Without altering anything, repeat each of the records.

── Entries supplied

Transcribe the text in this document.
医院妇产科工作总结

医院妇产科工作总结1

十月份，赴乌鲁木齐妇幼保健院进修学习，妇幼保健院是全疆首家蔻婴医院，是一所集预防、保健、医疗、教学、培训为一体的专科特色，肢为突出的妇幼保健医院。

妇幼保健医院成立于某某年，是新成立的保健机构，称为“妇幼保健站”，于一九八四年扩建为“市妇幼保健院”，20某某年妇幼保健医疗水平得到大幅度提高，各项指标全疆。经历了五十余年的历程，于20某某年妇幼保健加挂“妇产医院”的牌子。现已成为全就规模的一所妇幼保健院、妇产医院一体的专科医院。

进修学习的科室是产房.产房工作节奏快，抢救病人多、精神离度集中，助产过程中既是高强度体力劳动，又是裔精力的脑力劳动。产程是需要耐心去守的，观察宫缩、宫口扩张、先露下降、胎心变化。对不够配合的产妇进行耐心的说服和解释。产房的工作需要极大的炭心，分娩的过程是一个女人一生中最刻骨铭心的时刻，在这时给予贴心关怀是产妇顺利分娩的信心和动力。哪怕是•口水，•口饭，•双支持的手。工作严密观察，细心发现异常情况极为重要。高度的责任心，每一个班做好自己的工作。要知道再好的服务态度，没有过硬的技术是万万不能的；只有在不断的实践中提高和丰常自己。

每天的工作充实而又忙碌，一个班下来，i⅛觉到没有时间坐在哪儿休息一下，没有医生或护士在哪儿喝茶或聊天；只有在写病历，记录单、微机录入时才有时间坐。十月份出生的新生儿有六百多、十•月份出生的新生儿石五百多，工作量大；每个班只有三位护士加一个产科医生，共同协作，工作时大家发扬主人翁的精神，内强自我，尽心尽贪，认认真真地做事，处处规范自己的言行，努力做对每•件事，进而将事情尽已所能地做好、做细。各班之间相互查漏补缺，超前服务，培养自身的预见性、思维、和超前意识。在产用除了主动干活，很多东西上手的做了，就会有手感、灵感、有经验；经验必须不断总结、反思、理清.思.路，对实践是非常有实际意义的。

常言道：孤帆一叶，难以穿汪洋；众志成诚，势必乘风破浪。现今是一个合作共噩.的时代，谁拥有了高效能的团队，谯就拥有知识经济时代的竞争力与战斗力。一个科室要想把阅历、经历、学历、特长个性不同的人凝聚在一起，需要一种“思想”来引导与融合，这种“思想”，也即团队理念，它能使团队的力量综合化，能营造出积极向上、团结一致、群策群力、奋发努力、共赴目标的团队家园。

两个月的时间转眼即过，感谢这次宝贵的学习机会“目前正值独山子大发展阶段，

────

> [Reply to the task]
Transcribe the text in this document.
医院妇产科工作总结

医院妇产科工作总结1

十月份，赴乌鲁木齐妇幼保健院进修学习，妇幼保健院是全疆首家蔻婴医院，是一所集预防、保健、医疗、教学、培训为一体的专科特色，肢为突出的妇幼保健医院。

妇幼保健医院成立于某某年，是新成立的保健机构，称为“妇幼保健站”，于一九八四年扩建为“市妇幼保健院”，20某某年妇幼保健医疗水平得到大幅度提高，各项指标全疆。经历了五十余年的历程，于20某某年妇幼保健加挂“妇产医院”的牌子。现已成为全就规模的一所妇幼保健院、妇产医院一体的专科医院。

进修学习的科室是产房.产房工作节奏快，抢救病人多、精神离度集中，助产过程中既是高强度体力劳动，又是裔精力的脑力劳动。产程是需要耐心去守的，观察宫缩、宫口扩张、先露下降、胎心变化。对不够配合的产妇进行耐心的说服和解释。产房的工作需要极大的炭心，分娩的过程是一个女人一生中最刻骨铭心的时刻，在这时给予贴心关怀是产妇顺利分娩的信心和动力。哪怕是•口水，•口饭，•双支持的手。工作严密观察，细心发现异常情况极为重要。高度的责任心，每一个班做好自己的工作。要知道再好的服务态度，没有过硬的技术是万万不能的；只有在不断的实践中提高和丰常自己。

每天的工作充实而又忙碌，一个班下来，i⅛觉到没有时间坐在哪儿休息一下，没有医生或护士在哪儿喝茶或聊天；只有在写病历，记录单、微机录入时才有时间坐。十月份出生的新生儿有六百多、十•月份出生的新生儿石五百多，工作量大；每个班只有三位护士加一个产科医生，共同协作，工作时大家发扬主人翁的精神，内强自我，尽心尽贪，认认真真地做事，处处规范自己的言行，努力做对每•件事，进而将事情尽已所能地做好、做细。各班之间相互查漏补缺，超前服务，培养自身的预见性、思维、和超前意识。在产用除了主动干活，很多东西上手的做了，就会有手感、灵感、有经验；经验必须不断总结、反思、理清.思.路，对实践是非常有实际意义的。

常言道：孤帆一叶，难以穿汪洋；众志成诚，势必乘风破浪。现今是一个合作共噩.的时代，谁拥有了高效能的团队，谯就拥有知识经济时代的竞争力与战斗力。一个科室要想把阅历、经历、学历、特长个性不同的人凝聚在一起，需要一种“思想”来引导与融合，这种“思想”，也即团队理念，它能使团队的力量综合化，能营造出积极向上、团结一致、群策群力、奋发努力、共赴目标的团队家园。

两个月的时间转眼即过，感谢这次宝贵的学习机会“目前正值独山子大发展阶段，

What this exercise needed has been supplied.